Data entries:
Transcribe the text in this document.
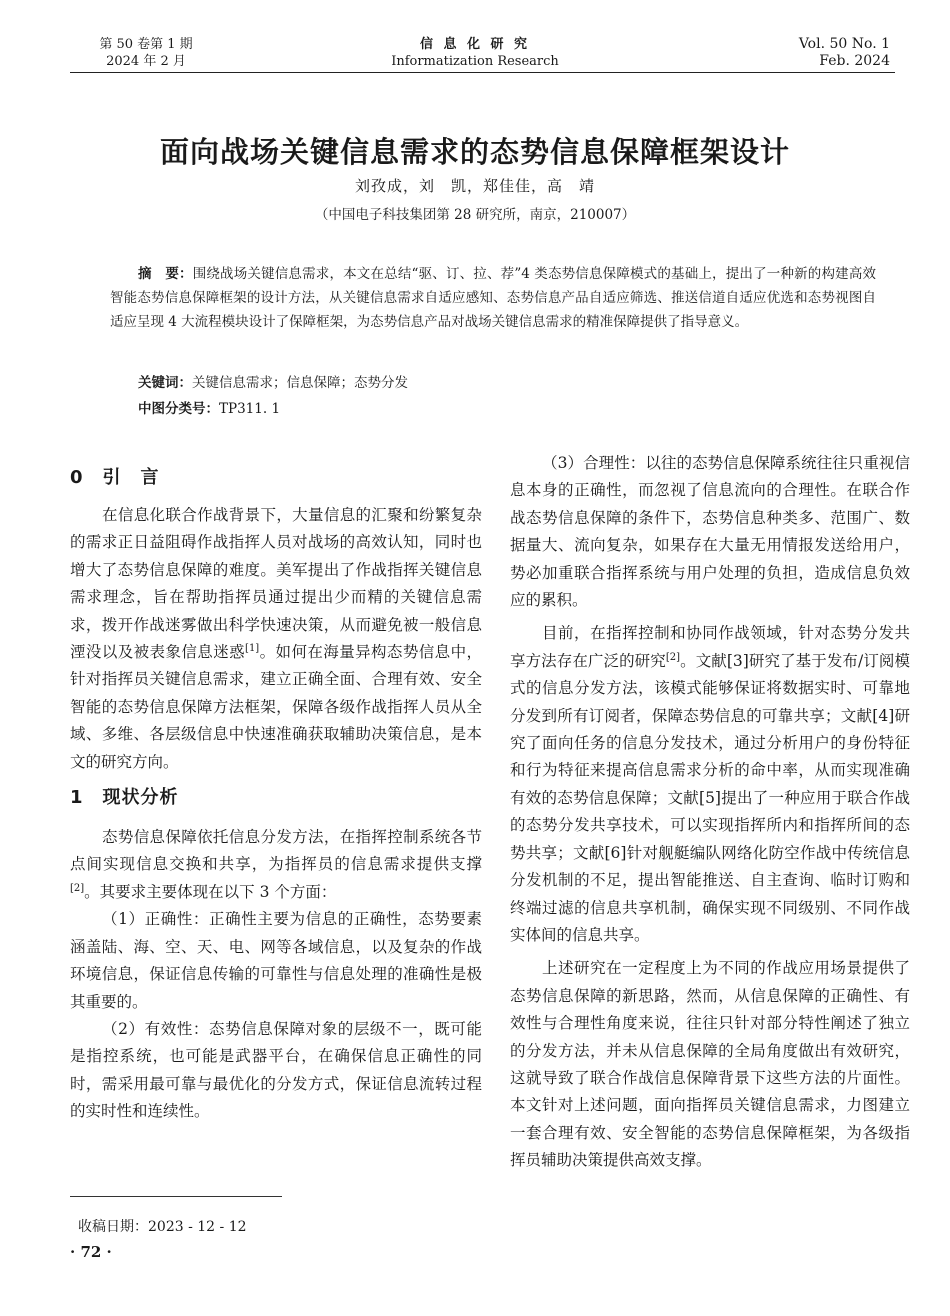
第 50 卷第 1 期
2024 年 2 月
信 息 化 研 究
Informatization Research
Vol. 50 No. 1
Feb. 2024
面向战场关键信息需求的态势信息保障框架设计
刘孜成，刘　凯，郑佳佳，高　靖
（中国电子科技集团第 28 研究所，南京，210007）

摘　要：围绕战场关键信息需求，本文在总结“驱、订、拉、荐”4 类态势信息保障模式的基础上，提出了一种新的构建高效智能态势信息保障框架的设计方法，从关键信息需求自适应感知、态势信息产品自适应筛选、推送信道自适应优选和态势视图自适应呈现 4 大流程模块设计了保障框架，为态势信息产品对战场关键信息需求的精准保障提供了指导意义。

关键词：关键信息需求；信息保障；态势分发
中图分类号：TP311. 1
0　引　言

在信息化联合作战背景下，大量信息的汇聚和纷繁复杂的需求正日益阻碍作战指挥人员对战场的高效认知，同时也增大了态势信息保障的难度。美军提出了作战指挥关键信息需求理念，旨在帮助指挥员通过提出少而精的关键信息需求，拨开作战迷雾做出科学快速决策，从而避免被一般信息湮没以及被表象信息迷惑[1]。如何在海量异构态势信息中，针对指挥员关键信息需求，建立正确全面、合理有效、安全智能的态势信息保障方法框架，保障各级作战指挥人员从全域、多维、各层级信息中快速准确获取辅助决策信息，是本文的研究方向。

1　现状分析

态势信息保障依托信息分发方法，在指挥控制系统各节点间实现信息交换和共享，为指挥员的信息需求提供支撑[2]。其要求主要体现在以下 3 个方面：

（1）正确性：正确性主要为信息的正确性，态势要素涵盖陆、海、空、天、电、网等各域信息，以及复杂的作战环境信息，保证信息传输的可靠性与信息处理的准确性是极其重要的。

（2）有效性：态势信息保障对象的层级不一，既可能是指控系统，也可能是武器平台，在确保信息正确性的同时，需采用最可靠与最优化的分发方式，保证信息流转过程的实时性和连续性。

（3）合理性：以往的态势信息保障系统往往只重视信息本身的正确性，而忽视了信息流向的合理性。在联合作战态势信息保障的条件下，态势信息种类多、范围广、数据量大、流向复杂，如果存在大量无用情报发送给用户，势必加重联合指挥系统与用户处理的负担，造成信息负效应的累积。

目前，在指挥控制和协同作战领域，针对态势分发共享方法存在广泛的研究[2]。文献[3]研究了基于发布/订阅模式的信息分发方法，该模式能够保证将数据实时、可靠地分发到所有订阅者，保障态势信息的可靠共享；文献[4]研究了面向任务的信息分发技术，通过分析用户的身份特征和行为特征来提高信息需求分析的命中率，从而实现准确有效的态势信息保障；文献[5]提出了一种应用于联合作战的态势分发共享技术，可以实现指挥所内和指挥所间的态势共享；文献[6]针对舰艇编队网络化防空作战中传统信息分发机制的不足，提出智能推送、自主查询、临时订购和终端过滤的信息共享机制，确保实现不同级别、不同作战实体间的信息共享。

上述研究在一定程度上为不同的作战应用场景提供了态势信息保障的新思路，然而，从信息保障的正确性、有效性与合理性角度来说，往往只针对部分特性阐述了独立的分发方法，并未从信息保障的全局角度做出有效研究，这就导致了联合作战信息保障背景下这些方法的片面性。本文针对上述问题，面向指挥员关键信息需求，力图建立一套合理有效、安全智能的态势信息保障框架，为各级指挥员辅助决策提供高效支撑。

收稿日期：2023 - 12 - 12
· 72 ·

:: Written task ::
Every line of the data should be copied as it stands, without the images.

:: Response ::
Transcribe the text in this document.
第 50 卷第 1 期
2024 年 2 月
信 息 化 研 究
Informatization Research
Vol. 50 No. 1
Feb. 2024
面向战场关键信息需求的态势信息保障框架设计
刘孜成，刘　凯，郑佳佳，高　靖
（中国电子科技集团第 28 研究所，南京，210007）

摘　要：围绕战场关键信息需求，本文在总结“驱、订、拉、荐”4 类态势信息保障模式的基础上，提出了一种新的构建高效智能态势信息保障框架的设计方法，从关键信息需求自适应感知、态势信息产品自适应筛选、推送信道自适应优选和态势视图自适应呈现 4 大流程模块设计了保障框架，为态势信息产品对战场关键信息需求的精准保障提供了指导意义。

关键词：关键信息需求；信息保障；态势分发
中图分类号：TP311. 1
0　引　言

在信息化联合作战背景下，大量信息的汇聚和纷繁复杂的需求正日益阻碍作战指挥人员对战场的高效认知，同时也增大了态势信息保障的难度。美军提出了作战指挥关键信息需求理念，旨在帮助指挥员通过提出少而精的关键信息需求，拨开作战迷雾做出科学快速决策，从而避免被一般信息湮没以及被表象信息迷惑[1]。如何在海量异构态势信息中，针对指挥员关键信息需求，建立正确全面、合理有效、安全智能的态势信息保障方法框架，保障各级作战指挥人员从全域、多维、各层级信息中快速准确获取辅助决策信息，是本文的研究方向。

1　现状分析

态势信息保障依托信息分发方法，在指挥控制系统各节点间实现信息交换和共享，为指挥员的信息需求提供支撑[2]。其要求主要体现在以下 3 个方面：

（1）正确性：正确性主要为信息的正确性，态势要素涵盖陆、海、空、天、电、网等各域信息，以及复杂的作战环境信息，保证信息传输的可靠性与信息处理的准确性是极其重要的。

（2）有效性：态势信息保障对象的层级不一，既可能是指控系统，也可能是武器平台，在确保信息正确性的同时，需采用最可靠与最优化的分发方式，保证信息流转过程的实时性和连续性。

（3）合理性：以往的态势信息保障系统往往只重视信息本身的正确性，而忽视了信息流向的合理性。在联合作战态势信息保障的条件下，态势信息种类多、范围广、数据量大、流向复杂，如果存在大量无用情报发送给用户，势必加重联合指挥系统与用户处理的负担，造成信息负效应的累积。

目前，在指挥控制和协同作战领域，针对态势分发共享方法存在广泛的研究[2]。文献[3]研究了基于发布/订阅模式的信息分发方法，该模式能够保证将数据实时、可靠地分发到所有订阅者，保障态势信息的可靠共享；文献[4]研究了面向任务的信息分发技术，通过分析用户的身份特征和行为特征来提高信息需求分析的命中率，从而实现准确有效的态势信息保障；文献[5]提出了一种应用于联合作战的态势分发共享技术，可以实现指挥所内和指挥所间的态势共享；文献[6]针对舰艇编队网络化防空作战中传统信息分发机制的不足，提出智能推送、自主查询、临时订购和终端过滤的信息共享机制，确保实现不同级别、不同作战实体间的信息共享。

上述研究在一定程度上为不同的作战应用场景提供了态势信息保障的新思路，然而，从信息保障的正确性、有效性与合理性角度来说，往往只针对部分特性阐述了独立的分发方法，并未从信息保障的全局角度做出有效研究，这就导致了联合作战信息保障背景下这些方法的片面性。本文针对上述问题，面向指挥员关键信息需求，力图建立一套合理有效、安全智能的态势信息保障框架，为各级指挥员辅助决策提供高效支撑。

收稿日期：2023 - 12 - 12
· 72 ·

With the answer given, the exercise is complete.